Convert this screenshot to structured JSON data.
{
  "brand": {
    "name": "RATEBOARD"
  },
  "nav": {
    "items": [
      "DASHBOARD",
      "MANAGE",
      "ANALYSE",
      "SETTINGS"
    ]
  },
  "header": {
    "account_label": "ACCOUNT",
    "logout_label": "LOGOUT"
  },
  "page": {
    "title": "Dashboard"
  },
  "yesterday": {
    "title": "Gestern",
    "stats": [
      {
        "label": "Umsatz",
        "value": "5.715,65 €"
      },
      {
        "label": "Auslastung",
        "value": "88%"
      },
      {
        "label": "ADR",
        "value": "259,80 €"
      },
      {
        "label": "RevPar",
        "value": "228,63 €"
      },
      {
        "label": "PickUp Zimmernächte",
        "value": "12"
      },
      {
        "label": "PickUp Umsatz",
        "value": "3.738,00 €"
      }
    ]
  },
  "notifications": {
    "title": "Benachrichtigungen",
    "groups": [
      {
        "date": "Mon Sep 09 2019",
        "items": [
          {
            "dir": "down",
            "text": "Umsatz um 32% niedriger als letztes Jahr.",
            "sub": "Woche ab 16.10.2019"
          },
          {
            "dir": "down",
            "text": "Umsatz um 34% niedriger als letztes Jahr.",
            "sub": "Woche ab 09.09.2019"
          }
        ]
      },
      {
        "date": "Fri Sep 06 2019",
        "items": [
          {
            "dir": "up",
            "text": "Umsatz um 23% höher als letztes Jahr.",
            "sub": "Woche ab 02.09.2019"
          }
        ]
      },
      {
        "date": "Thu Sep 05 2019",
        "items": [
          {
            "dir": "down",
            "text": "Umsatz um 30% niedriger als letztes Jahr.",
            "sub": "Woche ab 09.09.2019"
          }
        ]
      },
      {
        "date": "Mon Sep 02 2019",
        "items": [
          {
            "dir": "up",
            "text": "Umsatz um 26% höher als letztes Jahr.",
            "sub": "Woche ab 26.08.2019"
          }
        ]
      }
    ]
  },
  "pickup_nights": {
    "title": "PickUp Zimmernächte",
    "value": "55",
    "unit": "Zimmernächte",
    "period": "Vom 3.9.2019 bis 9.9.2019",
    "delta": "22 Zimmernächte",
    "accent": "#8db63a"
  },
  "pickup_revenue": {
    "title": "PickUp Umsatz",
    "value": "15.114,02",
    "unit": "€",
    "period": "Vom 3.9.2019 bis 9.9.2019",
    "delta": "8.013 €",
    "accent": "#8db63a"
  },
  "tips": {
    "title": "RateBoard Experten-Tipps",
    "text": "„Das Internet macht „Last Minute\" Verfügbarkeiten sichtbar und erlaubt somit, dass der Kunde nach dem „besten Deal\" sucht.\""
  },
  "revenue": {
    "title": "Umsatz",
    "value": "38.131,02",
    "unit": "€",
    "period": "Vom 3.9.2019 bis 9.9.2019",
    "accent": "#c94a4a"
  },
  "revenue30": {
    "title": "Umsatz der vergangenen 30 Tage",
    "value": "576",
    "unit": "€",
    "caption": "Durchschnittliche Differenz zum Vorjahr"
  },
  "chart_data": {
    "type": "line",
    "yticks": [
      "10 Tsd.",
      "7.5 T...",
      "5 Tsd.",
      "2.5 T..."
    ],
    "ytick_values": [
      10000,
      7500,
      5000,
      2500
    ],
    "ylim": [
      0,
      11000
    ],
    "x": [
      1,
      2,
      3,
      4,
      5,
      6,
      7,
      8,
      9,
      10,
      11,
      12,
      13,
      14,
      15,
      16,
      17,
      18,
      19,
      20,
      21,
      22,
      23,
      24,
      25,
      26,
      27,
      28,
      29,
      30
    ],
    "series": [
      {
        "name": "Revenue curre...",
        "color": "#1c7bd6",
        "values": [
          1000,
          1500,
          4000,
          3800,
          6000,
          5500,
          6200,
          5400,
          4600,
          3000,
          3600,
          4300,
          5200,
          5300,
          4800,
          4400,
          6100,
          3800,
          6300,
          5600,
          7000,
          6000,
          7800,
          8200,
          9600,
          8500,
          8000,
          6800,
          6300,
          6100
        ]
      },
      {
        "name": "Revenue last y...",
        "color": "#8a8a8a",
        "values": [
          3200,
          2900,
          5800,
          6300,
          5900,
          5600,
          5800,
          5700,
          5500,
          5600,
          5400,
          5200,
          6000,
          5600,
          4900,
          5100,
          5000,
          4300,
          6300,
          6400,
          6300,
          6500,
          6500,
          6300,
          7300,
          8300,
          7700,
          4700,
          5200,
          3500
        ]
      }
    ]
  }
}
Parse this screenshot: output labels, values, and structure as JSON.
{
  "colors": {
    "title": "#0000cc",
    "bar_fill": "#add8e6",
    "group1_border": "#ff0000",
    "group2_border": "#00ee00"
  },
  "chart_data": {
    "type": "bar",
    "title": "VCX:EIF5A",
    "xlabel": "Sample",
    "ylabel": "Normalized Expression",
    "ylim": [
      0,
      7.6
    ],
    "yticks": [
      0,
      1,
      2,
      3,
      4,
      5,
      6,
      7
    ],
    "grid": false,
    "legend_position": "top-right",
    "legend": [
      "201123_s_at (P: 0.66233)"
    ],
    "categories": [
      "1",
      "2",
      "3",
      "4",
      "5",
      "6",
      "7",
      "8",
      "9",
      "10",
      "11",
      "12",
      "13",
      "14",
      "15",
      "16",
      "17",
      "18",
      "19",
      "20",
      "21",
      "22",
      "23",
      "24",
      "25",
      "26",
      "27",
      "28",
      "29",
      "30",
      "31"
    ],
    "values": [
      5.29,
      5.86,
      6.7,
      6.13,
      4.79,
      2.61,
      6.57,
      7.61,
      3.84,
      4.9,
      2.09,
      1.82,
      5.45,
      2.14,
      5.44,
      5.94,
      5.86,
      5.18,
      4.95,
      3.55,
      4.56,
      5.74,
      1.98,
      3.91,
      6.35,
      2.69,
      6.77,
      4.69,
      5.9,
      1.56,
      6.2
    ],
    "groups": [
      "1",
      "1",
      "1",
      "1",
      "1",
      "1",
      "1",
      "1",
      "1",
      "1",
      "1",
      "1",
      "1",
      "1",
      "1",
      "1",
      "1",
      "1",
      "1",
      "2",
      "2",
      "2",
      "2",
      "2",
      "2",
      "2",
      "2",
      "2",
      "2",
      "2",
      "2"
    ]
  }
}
========
◆ Prompt:
Find all the lines containing "Woche" in the material, then copy them.

◆ Response below:
            "sub": "Woche ab 16.10.2019"
            "sub": "Woche ab 09.09.2019"
            "sub": "Woche ab 02.09.2019"
            "sub": "Woche ab 09.09.2019"
            "sub": "Woche ab 26.08.2019"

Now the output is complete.